REQUEST
Below are records; work out how many of their lines hold the string "Fred" and give that number alone.

Collected data:
▬▬▬▬▬▬▬▬▬▬
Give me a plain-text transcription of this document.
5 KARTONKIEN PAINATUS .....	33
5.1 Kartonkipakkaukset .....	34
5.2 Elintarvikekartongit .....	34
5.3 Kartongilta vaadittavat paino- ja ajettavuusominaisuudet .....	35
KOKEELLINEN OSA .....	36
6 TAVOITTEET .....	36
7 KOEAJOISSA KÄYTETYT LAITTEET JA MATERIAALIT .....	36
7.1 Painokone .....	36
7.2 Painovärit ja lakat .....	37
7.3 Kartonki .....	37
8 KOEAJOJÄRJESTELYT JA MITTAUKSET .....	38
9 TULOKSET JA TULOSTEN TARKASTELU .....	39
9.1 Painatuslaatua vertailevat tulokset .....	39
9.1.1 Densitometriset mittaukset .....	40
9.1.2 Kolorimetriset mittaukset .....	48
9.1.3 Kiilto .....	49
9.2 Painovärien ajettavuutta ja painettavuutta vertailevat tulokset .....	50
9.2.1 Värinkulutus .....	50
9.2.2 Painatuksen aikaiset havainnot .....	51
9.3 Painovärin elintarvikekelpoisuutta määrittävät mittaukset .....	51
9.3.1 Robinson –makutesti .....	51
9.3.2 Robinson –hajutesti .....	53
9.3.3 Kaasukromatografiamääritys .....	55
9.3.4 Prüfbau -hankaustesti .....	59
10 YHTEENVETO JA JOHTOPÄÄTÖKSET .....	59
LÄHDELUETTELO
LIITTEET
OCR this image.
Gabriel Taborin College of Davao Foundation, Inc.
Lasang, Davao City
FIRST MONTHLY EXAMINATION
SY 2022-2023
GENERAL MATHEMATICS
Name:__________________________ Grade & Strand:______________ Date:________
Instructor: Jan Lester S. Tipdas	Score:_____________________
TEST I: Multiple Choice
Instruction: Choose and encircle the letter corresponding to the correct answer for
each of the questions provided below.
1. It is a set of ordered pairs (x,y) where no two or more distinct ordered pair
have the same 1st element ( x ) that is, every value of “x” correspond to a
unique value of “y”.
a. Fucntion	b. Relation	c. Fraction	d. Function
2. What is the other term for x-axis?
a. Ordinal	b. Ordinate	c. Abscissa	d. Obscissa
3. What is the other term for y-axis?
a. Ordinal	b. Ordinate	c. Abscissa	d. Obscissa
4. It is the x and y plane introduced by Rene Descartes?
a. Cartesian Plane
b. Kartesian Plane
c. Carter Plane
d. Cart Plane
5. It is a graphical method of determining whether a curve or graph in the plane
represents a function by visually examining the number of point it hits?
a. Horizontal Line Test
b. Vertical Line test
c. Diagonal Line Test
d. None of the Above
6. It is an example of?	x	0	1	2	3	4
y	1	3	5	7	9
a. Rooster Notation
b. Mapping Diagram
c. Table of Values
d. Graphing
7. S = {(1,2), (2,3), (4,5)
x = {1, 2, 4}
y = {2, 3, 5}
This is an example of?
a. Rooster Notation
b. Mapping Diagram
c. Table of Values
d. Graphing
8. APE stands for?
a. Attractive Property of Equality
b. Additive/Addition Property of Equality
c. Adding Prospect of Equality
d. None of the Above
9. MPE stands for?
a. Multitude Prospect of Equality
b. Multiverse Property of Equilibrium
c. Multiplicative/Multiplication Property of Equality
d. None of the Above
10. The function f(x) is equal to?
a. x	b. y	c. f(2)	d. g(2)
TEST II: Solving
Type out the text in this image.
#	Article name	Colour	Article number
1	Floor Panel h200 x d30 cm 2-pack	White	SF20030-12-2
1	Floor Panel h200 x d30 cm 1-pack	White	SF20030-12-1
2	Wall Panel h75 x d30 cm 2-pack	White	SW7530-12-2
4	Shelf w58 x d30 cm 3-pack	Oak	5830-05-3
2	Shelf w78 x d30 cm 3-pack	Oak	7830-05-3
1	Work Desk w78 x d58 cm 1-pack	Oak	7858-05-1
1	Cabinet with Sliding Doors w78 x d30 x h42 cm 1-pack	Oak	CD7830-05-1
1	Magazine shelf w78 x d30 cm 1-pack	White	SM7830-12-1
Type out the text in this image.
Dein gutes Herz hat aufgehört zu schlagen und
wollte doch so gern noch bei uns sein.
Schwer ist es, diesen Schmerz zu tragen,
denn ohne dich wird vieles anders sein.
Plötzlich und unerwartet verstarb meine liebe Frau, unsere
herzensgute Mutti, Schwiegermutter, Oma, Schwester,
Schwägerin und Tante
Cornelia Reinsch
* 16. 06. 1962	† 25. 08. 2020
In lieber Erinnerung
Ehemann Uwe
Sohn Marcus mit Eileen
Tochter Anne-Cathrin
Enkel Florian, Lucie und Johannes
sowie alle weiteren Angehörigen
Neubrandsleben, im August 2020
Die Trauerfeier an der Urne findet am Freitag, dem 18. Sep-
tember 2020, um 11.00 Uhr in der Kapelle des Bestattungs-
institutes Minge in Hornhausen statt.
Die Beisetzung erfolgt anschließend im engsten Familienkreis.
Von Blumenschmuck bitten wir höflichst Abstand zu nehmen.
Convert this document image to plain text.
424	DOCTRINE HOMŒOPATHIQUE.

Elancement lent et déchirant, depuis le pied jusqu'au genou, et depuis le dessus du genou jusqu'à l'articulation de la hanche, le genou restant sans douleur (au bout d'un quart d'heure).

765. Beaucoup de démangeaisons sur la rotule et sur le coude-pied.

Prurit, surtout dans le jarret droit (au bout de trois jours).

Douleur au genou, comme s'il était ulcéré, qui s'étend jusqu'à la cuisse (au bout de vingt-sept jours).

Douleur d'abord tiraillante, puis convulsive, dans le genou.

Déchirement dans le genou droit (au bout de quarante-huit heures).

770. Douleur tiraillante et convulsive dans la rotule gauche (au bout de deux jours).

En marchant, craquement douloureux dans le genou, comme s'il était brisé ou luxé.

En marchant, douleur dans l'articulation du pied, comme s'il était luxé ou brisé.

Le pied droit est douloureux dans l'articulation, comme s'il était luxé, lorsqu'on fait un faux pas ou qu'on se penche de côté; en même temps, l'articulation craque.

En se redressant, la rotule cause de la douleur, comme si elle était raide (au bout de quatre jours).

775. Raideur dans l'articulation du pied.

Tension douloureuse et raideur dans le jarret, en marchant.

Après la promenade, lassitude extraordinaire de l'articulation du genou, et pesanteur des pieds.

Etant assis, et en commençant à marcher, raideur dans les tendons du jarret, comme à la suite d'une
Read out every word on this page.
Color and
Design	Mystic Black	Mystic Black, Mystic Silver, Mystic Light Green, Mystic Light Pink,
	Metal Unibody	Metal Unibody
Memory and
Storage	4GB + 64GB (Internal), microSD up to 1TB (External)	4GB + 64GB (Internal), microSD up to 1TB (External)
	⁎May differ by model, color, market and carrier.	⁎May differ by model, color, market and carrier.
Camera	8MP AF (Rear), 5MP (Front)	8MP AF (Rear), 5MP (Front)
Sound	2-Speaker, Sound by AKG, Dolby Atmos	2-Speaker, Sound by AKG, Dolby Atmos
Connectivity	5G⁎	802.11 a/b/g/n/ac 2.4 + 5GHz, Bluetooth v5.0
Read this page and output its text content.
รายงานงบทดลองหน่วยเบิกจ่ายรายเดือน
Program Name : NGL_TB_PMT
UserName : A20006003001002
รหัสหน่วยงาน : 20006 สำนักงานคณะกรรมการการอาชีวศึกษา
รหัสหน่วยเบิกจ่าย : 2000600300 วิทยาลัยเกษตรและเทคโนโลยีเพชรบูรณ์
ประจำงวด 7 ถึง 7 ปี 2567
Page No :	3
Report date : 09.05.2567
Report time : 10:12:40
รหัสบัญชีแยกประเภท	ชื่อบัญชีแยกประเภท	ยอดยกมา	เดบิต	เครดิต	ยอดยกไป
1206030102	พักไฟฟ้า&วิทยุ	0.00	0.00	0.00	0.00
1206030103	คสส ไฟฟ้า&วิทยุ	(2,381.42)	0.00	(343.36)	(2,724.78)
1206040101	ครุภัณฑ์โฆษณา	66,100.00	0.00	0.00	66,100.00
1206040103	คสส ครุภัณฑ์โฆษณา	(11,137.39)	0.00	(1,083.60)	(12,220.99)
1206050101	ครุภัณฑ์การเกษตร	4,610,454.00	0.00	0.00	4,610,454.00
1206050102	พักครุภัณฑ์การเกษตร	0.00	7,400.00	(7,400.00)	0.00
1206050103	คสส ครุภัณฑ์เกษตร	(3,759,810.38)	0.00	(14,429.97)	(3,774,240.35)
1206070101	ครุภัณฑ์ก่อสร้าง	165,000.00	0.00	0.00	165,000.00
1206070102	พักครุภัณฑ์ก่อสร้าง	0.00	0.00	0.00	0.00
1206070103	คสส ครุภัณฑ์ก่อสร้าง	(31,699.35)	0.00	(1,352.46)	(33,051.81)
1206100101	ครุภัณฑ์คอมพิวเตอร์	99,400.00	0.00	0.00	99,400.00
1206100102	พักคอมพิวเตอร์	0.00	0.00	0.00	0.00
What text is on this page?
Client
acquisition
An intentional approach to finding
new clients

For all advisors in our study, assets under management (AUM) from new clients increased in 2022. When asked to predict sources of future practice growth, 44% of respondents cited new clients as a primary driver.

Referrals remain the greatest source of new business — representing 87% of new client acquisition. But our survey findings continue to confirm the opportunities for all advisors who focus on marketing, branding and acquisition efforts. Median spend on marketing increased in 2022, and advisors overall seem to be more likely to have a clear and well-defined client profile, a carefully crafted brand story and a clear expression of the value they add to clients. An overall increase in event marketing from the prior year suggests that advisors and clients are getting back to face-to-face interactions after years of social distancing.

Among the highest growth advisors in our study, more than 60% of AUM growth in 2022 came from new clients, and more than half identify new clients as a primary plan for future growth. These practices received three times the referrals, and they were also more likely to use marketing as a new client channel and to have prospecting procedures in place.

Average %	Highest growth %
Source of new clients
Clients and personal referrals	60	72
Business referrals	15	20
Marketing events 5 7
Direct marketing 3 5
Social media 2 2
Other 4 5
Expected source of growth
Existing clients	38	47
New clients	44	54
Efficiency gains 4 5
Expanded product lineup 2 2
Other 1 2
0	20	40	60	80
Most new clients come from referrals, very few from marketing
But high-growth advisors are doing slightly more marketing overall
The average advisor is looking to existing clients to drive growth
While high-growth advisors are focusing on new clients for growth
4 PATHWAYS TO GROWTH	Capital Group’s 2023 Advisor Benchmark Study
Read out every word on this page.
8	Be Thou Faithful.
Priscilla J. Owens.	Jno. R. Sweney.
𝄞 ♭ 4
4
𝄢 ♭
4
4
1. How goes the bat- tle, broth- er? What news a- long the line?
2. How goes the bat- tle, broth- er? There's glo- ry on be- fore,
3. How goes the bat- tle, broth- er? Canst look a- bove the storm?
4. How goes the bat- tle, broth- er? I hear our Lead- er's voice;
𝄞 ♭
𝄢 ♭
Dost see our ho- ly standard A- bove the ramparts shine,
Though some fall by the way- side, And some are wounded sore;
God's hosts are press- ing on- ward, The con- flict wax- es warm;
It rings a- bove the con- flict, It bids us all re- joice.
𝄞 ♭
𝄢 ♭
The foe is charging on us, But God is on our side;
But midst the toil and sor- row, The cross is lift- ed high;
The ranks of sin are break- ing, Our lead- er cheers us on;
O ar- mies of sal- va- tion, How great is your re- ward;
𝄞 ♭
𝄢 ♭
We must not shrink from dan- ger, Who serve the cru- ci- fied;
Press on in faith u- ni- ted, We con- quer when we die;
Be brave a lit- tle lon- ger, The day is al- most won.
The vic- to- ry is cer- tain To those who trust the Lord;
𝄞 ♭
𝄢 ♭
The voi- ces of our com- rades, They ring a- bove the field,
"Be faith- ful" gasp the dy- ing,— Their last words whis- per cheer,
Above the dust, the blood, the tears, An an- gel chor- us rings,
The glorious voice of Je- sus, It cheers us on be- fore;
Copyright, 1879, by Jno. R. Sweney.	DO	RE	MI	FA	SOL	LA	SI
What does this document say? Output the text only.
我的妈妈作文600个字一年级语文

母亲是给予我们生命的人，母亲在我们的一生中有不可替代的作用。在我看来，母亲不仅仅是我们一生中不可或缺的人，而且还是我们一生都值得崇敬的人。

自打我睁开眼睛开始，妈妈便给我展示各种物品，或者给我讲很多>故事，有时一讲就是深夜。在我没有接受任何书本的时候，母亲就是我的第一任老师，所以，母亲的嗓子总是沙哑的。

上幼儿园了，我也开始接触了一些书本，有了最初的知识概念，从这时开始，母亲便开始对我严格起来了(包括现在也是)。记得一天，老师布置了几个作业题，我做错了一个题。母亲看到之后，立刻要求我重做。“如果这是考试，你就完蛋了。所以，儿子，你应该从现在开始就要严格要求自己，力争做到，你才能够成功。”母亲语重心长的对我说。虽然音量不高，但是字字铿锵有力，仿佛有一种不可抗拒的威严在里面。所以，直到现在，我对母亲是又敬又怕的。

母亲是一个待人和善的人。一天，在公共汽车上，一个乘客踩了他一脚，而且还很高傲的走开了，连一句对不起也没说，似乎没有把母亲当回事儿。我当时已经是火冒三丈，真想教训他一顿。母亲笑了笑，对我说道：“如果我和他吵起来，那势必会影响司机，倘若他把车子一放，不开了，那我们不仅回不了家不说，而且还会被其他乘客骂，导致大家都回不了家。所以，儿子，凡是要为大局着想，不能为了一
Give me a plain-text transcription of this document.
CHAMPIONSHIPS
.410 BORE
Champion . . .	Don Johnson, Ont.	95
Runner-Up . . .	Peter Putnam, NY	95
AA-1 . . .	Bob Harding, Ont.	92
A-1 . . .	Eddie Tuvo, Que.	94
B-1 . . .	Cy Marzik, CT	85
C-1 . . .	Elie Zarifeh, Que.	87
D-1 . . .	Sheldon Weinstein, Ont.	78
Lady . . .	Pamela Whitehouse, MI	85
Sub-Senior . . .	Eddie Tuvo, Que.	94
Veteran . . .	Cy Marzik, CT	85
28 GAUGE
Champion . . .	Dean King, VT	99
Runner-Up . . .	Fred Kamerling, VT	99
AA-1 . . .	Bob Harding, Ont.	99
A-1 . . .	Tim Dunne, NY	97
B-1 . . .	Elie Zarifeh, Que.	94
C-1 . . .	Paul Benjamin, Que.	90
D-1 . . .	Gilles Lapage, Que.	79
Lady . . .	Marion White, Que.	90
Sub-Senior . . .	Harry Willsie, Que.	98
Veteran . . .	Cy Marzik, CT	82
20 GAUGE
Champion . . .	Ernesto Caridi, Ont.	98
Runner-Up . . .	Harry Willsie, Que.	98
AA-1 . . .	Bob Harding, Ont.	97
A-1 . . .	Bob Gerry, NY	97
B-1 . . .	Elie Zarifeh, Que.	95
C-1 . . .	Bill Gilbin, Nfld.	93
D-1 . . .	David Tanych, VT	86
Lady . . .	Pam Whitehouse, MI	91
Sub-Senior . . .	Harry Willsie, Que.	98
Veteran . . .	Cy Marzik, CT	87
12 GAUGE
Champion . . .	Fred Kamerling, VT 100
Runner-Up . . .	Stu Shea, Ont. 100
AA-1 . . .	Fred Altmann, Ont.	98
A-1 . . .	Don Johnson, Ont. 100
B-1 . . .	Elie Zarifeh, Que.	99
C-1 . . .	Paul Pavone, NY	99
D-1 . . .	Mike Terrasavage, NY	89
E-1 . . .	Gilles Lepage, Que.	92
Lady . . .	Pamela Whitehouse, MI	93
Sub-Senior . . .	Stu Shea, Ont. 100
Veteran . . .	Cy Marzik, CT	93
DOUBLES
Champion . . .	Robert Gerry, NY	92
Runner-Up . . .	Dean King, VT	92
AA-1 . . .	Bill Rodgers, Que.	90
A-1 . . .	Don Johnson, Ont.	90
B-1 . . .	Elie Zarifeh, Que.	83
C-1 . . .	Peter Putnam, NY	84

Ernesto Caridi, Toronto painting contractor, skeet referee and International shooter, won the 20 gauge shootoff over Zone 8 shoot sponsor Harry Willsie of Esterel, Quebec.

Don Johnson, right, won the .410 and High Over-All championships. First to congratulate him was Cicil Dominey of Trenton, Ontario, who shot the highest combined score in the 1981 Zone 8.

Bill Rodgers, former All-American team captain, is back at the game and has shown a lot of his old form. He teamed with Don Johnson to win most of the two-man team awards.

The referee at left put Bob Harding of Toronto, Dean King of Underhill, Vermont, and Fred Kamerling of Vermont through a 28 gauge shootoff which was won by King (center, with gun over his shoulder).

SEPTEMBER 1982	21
▬▬▬▬▬▬▬▬▬▬
EXERCISE ANSWER
4